**Exercise inputs:**
>>>
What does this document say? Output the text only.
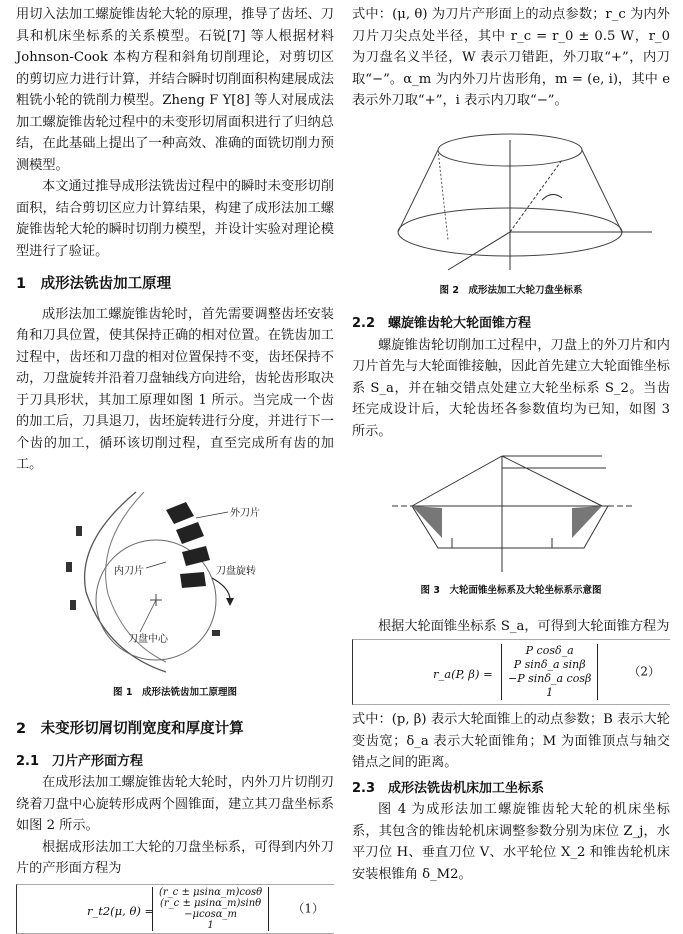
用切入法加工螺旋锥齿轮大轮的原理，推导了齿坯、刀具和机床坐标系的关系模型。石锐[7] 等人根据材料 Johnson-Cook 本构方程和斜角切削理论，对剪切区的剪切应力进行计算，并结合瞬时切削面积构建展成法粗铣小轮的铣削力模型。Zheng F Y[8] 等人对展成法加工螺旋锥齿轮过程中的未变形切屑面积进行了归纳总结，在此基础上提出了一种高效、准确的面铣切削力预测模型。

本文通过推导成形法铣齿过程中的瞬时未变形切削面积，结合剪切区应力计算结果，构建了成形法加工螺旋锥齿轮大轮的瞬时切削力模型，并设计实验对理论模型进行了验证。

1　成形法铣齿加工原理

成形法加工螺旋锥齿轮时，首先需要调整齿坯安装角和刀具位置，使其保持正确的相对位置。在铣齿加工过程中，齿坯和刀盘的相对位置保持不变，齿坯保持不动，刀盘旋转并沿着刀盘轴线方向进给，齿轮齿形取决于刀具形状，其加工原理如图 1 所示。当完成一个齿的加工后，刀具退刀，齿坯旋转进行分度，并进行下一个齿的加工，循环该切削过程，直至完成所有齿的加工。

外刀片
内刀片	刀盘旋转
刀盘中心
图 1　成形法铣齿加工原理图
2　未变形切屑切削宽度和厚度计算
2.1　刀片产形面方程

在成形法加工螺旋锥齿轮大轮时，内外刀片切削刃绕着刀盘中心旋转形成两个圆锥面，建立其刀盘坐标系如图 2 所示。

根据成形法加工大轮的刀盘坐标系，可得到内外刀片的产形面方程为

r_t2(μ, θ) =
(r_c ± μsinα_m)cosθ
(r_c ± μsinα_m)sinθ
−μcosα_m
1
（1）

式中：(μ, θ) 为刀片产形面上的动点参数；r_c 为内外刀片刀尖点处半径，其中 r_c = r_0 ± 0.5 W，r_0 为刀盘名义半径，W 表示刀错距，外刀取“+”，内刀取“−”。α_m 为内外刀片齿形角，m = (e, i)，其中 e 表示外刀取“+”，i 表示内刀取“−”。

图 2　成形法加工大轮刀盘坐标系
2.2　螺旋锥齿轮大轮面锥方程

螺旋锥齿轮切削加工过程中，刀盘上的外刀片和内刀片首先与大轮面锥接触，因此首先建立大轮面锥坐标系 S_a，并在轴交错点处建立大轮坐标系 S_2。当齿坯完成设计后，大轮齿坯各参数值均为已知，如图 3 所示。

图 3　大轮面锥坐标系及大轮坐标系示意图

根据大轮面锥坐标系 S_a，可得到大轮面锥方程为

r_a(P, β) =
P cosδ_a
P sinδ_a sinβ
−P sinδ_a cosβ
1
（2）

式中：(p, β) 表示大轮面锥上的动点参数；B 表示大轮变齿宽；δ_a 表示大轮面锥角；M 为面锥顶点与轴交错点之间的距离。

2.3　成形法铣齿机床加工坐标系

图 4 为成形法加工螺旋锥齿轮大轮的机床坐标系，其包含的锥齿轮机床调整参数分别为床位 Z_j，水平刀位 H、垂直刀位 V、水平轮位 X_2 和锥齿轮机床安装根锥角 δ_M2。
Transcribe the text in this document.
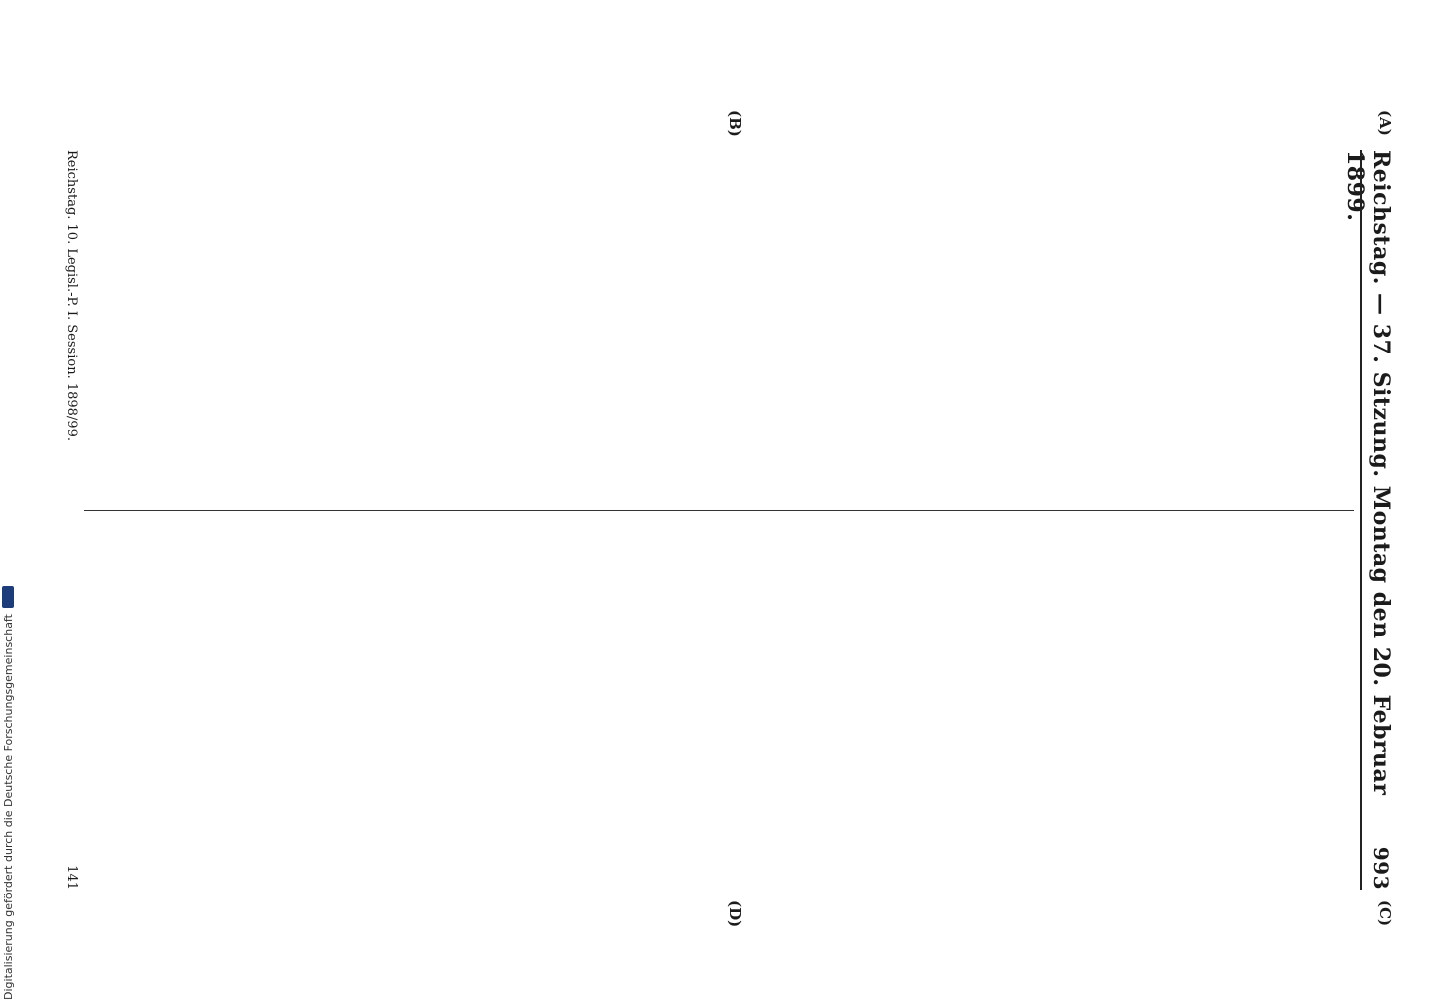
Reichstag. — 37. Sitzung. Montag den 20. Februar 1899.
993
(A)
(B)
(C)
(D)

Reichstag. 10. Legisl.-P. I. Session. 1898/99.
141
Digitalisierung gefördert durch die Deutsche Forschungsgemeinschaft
<<<
>>>
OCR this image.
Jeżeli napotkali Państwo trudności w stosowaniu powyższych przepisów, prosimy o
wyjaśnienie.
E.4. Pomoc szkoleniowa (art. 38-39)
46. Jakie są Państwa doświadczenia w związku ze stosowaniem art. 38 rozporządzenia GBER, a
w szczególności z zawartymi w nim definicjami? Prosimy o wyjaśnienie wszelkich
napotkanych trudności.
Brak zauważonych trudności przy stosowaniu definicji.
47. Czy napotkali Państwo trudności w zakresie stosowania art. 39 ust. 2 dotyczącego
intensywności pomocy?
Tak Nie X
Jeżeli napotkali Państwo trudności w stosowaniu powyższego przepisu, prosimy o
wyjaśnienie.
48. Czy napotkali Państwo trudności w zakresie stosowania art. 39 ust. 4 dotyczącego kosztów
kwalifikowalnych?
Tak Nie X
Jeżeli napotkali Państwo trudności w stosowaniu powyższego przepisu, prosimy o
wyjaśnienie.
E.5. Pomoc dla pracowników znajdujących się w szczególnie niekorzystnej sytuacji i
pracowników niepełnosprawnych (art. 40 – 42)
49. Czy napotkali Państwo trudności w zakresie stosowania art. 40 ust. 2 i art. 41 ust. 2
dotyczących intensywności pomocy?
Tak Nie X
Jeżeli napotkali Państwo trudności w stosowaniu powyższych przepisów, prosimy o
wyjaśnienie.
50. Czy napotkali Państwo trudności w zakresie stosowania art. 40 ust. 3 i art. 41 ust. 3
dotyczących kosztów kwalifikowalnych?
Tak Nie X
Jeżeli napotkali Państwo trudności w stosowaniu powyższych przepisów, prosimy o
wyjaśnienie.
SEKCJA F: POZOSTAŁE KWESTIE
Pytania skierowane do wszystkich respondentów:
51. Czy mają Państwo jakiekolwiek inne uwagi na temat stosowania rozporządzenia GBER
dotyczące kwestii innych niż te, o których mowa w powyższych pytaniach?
<<<
>>>
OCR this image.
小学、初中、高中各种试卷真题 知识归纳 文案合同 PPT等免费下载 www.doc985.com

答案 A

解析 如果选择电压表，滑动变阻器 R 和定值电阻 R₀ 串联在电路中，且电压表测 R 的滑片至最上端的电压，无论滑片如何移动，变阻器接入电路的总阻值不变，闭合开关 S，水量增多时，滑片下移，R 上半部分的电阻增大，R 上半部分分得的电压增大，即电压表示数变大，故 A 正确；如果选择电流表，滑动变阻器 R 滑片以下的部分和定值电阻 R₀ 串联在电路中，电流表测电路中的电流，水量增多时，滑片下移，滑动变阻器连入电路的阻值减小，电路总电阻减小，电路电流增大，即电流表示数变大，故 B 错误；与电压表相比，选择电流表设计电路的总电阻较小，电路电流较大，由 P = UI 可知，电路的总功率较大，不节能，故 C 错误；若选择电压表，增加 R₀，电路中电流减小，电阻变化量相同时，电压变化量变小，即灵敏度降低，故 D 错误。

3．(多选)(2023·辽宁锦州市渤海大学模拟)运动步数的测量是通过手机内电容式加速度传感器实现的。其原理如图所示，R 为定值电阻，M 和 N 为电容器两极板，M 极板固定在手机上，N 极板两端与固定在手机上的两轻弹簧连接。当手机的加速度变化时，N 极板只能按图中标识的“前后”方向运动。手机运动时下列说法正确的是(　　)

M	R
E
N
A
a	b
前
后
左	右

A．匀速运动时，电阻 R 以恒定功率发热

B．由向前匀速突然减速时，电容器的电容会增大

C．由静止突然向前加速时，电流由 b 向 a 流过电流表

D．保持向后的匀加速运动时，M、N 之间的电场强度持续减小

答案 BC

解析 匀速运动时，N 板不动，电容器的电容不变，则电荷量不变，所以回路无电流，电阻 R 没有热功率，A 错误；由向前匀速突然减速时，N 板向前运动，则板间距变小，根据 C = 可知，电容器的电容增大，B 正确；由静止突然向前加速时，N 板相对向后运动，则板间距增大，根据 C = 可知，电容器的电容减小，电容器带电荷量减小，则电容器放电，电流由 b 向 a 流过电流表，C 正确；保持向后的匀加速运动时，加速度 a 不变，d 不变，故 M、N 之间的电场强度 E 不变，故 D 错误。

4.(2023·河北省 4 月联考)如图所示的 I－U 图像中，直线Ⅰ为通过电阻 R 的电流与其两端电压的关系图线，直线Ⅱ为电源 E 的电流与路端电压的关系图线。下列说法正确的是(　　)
<<<
**Given instruction:** Identify lines with the string "dotyczącego". Copy each one.

**Finished answer:**
47. Czy napotkali Państwo trudności w zakresie stosowania art. 39 ust. 2 dotyczącego
48. Czy napotkali Państwo trudności w zakresie stosowania art. 39 ust. 4 dotyczącego kosztów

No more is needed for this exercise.